* Exercise *
Look for the string "JSON" and copy every line that has it.

[Entries with figure data]
┄┄┄┄┄┄

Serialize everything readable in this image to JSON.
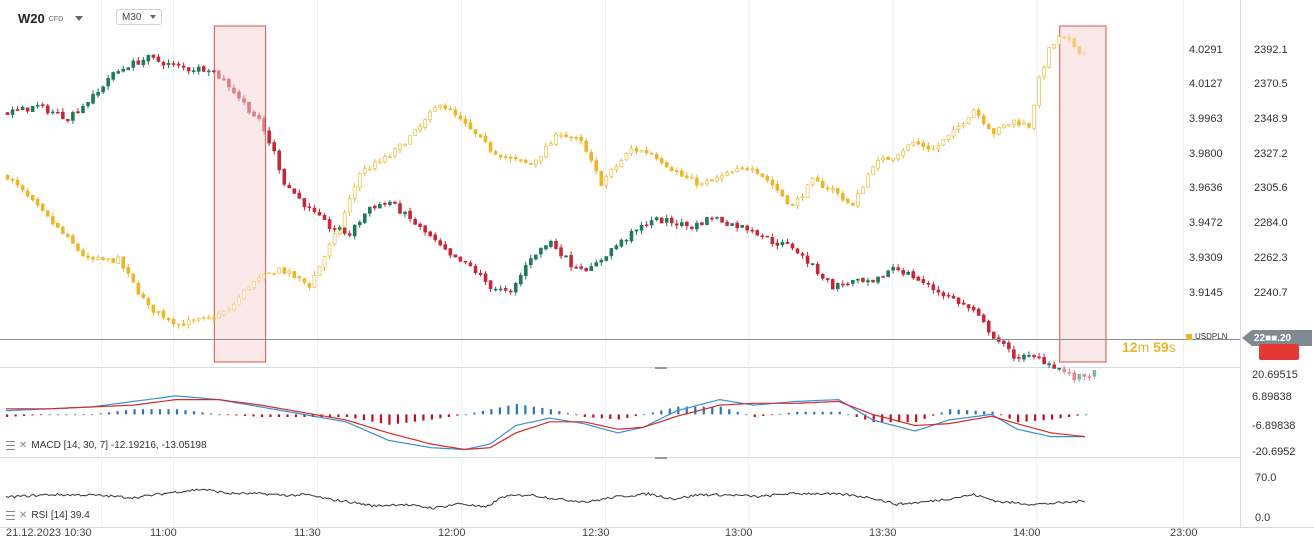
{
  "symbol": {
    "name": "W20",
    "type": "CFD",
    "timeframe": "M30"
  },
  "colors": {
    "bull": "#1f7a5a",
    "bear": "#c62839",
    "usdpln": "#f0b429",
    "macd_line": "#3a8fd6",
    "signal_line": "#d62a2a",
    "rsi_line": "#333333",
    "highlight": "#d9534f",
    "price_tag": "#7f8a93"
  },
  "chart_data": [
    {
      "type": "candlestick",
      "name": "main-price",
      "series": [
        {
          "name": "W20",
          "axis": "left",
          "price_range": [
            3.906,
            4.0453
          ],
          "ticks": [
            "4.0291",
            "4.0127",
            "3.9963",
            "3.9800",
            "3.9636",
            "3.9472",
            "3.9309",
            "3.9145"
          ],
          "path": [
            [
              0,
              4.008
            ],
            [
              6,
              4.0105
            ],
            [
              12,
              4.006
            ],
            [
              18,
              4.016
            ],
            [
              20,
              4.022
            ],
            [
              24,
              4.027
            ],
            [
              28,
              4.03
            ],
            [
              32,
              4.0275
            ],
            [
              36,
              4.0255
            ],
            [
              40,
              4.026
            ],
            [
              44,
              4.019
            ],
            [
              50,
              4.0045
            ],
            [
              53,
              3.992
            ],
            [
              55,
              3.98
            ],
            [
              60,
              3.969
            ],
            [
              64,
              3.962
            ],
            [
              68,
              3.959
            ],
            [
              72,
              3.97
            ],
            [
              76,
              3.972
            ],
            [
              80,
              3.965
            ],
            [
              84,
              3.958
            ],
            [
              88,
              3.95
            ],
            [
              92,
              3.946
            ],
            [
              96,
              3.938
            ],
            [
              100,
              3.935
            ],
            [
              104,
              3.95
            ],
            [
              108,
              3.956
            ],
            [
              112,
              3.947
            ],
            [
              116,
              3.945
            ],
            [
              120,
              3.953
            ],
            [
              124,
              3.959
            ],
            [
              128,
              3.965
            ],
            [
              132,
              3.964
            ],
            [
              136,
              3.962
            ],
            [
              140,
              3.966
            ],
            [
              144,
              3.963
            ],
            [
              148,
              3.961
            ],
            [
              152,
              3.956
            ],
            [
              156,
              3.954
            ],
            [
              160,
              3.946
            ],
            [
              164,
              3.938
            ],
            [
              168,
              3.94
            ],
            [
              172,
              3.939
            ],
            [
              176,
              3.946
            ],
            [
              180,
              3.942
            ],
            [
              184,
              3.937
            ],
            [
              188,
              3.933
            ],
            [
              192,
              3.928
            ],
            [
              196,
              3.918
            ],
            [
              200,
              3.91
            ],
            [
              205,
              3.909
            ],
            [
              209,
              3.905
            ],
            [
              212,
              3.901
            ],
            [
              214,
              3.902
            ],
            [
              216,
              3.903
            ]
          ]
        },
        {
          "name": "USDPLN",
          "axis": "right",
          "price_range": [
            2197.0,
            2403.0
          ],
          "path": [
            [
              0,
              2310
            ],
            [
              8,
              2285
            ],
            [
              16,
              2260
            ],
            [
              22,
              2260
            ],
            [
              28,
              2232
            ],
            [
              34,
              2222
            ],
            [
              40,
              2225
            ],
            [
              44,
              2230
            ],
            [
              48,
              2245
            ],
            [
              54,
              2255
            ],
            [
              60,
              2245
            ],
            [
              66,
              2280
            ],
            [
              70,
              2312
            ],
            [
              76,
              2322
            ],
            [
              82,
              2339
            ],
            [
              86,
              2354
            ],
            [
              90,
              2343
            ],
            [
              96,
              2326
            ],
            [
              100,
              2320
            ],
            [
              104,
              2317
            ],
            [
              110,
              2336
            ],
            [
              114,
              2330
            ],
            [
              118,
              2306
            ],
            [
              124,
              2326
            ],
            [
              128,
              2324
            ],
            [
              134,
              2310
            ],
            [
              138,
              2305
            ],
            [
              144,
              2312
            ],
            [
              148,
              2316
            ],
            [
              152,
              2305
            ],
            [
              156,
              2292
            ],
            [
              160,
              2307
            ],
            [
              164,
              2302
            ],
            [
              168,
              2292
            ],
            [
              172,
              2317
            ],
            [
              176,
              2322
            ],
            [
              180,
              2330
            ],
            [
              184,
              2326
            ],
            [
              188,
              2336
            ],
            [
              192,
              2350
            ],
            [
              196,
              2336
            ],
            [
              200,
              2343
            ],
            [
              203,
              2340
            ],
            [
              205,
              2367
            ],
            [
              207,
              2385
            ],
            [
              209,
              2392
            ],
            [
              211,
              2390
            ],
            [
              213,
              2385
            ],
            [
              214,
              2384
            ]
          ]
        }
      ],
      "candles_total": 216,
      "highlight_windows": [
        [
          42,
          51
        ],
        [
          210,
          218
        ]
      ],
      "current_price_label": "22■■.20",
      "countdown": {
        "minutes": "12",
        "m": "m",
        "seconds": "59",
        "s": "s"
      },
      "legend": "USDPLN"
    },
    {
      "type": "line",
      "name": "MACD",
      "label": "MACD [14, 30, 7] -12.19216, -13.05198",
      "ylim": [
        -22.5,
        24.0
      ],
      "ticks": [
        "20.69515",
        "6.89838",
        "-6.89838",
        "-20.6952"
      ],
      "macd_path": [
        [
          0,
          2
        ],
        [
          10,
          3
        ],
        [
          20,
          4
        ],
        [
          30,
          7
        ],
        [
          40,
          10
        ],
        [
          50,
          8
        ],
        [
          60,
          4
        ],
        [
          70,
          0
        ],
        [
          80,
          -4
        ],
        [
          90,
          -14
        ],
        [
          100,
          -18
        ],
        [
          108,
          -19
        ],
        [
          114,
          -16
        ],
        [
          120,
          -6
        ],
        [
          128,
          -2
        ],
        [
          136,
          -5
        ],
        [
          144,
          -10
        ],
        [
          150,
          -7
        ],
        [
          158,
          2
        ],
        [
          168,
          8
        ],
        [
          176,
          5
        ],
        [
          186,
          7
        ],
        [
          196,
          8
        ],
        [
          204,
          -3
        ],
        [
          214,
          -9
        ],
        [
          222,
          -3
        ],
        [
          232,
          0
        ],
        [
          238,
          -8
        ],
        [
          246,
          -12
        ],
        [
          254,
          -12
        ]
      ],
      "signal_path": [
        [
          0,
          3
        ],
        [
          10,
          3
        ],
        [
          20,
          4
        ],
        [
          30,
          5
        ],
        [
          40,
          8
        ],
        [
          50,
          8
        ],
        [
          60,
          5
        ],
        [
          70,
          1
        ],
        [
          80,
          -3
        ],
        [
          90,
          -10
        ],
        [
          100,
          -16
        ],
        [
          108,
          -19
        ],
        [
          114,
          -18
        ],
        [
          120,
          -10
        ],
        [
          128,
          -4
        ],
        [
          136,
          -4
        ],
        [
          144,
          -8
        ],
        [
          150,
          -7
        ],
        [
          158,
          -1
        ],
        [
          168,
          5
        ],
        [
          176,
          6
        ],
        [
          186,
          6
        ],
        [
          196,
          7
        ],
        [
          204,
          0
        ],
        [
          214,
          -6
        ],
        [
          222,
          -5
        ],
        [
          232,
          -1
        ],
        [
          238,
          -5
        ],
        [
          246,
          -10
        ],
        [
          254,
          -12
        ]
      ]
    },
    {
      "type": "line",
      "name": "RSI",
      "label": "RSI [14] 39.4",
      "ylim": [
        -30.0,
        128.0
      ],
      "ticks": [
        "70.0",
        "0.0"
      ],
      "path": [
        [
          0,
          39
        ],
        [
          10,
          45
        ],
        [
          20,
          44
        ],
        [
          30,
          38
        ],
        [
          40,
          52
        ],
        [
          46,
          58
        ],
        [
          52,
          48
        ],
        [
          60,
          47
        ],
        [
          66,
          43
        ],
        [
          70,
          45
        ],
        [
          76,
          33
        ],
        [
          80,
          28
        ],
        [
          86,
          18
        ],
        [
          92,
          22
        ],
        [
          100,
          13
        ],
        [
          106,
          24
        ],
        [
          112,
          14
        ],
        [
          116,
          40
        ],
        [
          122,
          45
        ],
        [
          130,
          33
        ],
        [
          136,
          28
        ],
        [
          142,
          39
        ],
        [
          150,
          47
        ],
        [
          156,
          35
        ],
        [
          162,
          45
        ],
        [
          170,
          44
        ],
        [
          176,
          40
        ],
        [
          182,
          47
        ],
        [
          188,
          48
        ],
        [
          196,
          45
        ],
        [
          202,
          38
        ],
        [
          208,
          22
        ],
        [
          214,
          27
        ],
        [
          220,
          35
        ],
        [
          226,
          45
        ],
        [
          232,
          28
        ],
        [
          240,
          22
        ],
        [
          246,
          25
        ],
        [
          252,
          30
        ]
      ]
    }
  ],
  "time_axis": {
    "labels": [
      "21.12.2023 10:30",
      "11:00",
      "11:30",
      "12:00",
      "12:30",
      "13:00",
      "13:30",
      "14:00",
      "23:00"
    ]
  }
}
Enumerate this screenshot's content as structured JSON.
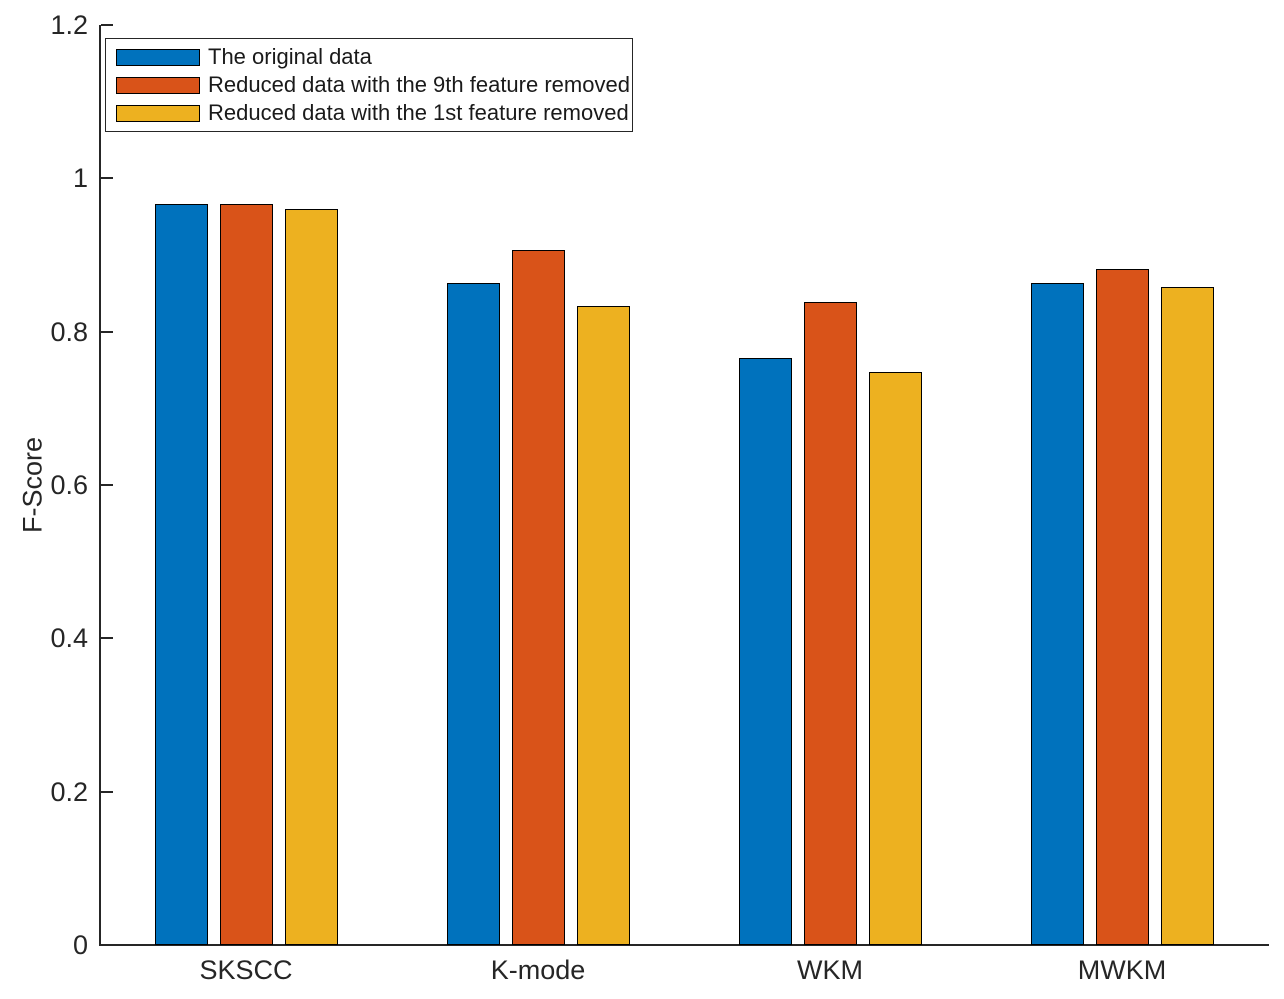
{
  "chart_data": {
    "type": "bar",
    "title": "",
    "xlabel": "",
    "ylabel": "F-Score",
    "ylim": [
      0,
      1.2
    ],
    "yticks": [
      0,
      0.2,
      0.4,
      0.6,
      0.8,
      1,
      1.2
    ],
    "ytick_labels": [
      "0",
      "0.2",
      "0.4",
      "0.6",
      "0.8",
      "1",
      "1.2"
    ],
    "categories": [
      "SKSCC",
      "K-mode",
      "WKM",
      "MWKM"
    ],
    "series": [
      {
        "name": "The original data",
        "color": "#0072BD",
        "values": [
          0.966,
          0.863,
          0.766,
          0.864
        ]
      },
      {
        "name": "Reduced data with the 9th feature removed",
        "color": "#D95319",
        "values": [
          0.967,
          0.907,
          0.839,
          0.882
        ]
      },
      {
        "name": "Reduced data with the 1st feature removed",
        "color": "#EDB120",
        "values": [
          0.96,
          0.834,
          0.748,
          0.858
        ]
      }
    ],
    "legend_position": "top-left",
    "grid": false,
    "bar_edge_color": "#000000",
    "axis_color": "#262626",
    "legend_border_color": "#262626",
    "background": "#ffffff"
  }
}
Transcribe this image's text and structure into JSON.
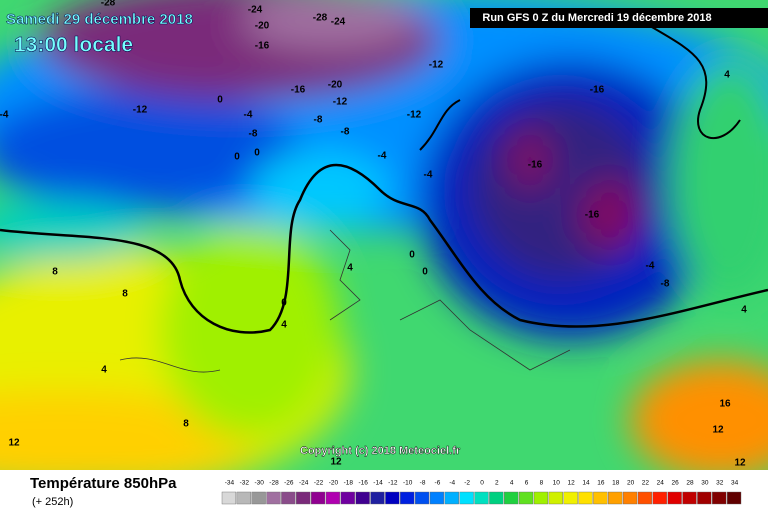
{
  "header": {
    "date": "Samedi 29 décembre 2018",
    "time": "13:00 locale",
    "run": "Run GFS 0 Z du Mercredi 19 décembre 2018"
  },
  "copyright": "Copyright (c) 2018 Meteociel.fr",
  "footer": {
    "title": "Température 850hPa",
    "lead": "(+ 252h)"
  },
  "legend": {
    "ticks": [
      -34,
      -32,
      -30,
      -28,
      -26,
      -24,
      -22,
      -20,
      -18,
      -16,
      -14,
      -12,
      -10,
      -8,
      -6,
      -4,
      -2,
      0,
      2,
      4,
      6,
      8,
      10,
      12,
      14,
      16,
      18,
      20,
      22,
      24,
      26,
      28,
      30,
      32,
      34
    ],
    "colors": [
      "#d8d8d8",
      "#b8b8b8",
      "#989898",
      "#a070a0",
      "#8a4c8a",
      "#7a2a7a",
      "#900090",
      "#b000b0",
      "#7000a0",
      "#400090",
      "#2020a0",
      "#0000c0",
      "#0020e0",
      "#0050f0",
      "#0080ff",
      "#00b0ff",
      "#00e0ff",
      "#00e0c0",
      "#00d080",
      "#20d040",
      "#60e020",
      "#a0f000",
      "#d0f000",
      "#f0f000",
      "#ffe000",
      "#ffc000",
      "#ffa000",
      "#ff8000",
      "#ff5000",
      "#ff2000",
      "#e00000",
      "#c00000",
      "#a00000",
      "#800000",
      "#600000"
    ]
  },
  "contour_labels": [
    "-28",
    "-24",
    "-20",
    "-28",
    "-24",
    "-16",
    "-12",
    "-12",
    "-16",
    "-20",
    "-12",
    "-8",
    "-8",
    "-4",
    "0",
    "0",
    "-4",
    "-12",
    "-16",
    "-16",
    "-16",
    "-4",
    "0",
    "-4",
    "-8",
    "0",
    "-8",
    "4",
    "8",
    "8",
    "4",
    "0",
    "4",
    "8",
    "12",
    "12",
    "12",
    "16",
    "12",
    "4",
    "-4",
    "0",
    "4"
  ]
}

┄┄┄┄┄┄

* Output for this exercise *
Serialize everything readable in this image to JSON.
Enumerate this screenshot's content as structured JSON.
Transcribe this image's text and structure into JSON.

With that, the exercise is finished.